▶ [WRITTEN INSTRUCTION]: Word for word, restate every line of the material.

'''

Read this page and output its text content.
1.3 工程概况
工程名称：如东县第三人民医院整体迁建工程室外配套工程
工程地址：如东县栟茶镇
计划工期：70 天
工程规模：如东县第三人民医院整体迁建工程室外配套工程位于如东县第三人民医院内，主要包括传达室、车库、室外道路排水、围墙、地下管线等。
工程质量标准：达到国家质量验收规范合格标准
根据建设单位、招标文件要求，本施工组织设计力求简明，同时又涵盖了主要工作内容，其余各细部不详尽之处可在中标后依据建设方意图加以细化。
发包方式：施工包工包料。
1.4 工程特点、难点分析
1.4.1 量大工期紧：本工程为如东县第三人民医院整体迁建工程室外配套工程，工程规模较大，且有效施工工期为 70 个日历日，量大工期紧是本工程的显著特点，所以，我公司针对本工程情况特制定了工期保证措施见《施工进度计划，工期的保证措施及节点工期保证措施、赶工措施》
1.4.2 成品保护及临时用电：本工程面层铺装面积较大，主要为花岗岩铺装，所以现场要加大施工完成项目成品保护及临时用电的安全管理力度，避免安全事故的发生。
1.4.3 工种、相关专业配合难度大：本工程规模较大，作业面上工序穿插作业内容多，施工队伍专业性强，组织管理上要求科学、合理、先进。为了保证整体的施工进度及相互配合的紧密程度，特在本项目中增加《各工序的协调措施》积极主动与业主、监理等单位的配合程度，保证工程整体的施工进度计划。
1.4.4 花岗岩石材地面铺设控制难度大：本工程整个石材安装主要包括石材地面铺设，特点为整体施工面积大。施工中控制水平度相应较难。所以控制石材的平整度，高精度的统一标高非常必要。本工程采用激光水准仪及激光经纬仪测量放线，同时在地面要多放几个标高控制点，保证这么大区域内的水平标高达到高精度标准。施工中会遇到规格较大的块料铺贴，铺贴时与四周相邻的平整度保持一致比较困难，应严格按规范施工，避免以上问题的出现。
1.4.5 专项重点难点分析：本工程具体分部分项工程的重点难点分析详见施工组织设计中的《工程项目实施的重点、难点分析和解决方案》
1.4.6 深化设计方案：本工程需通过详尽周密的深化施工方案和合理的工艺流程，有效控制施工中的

'''

▶ [WRITTEN SOLUTION]:
Read this page and output its text content.
1.3 工程概况
工程名称：如东县第三人民医院整体迁建工程室外配套工程
工程地址：如东县栟茶镇
计划工期：70 天
工程规模：如东县第三人民医院整体迁建工程室外配套工程位于如东县第三人民医院内，主要包括传达室、车库、室外道路排水、围墙、地下管线等。
工程质量标准：达到国家质量验收规范合格标准
根据建设单位、招标文件要求，本施工组织设计力求简明，同时又涵盖了主要工作内容，其余各细部不详尽之处可在中标后依据建设方意图加以细化。
发包方式：施工包工包料。
1.4 工程特点、难点分析
1.4.1 量大工期紧：本工程为如东县第三人民医院整体迁建工程室外配套工程，工程规模较大，且有效施工工期为 70 个日历日，量大工期紧是本工程的显著特点，所以，我公司针对本工程情况特制定了工期保证措施见《施工进度计划，工期的保证措施及节点工期保证措施、赶工措施》
1.4.2 成品保护及临时用电：本工程面层铺装面积较大，主要为花岗岩铺装，所以现场要加大施工完成项目成品保护及临时用电的安全管理力度，避免安全事故的发生。
1.4.3 工种、相关专业配合难度大：本工程规模较大，作业面上工序穿插作业内容多，施工队伍专业性强，组织管理上要求科学、合理、先进。为了保证整体的施工进度及相互配合的紧密程度，特在本项目中增加《各工序的协调措施》积极主动与业主、监理等单位的配合程度，保证工程整体的施工进度计划。
1.4.4 花岗岩石材地面铺设控制难度大：本工程整个石材安装主要包括石材地面铺设，特点为整体施工面积大。施工中控制水平度相应较难。所以控制石材的平整度，高精度的统一标高非常必要。本工程采用激光水准仪及激光经纬仪测量放线，同时在地面要多放几个标高控制点，保证这么大区域内的水平标高达到高精度标准。施工中会遇到规格较大的块料铺贴，铺贴时与四周相邻的平整度保持一致比较困难，应严格按规范施工，避免以上问题的出现。
1.4.5 专项重点难点分析：本工程具体分部分项工程的重点难点分析详见施工组织设计中的《工程项目实施的重点、难点分析和解决方案》
1.4.6 深化设计方案：本工程需通过详尽周密的深化施工方案和合理的工艺流程，有效控制施工中的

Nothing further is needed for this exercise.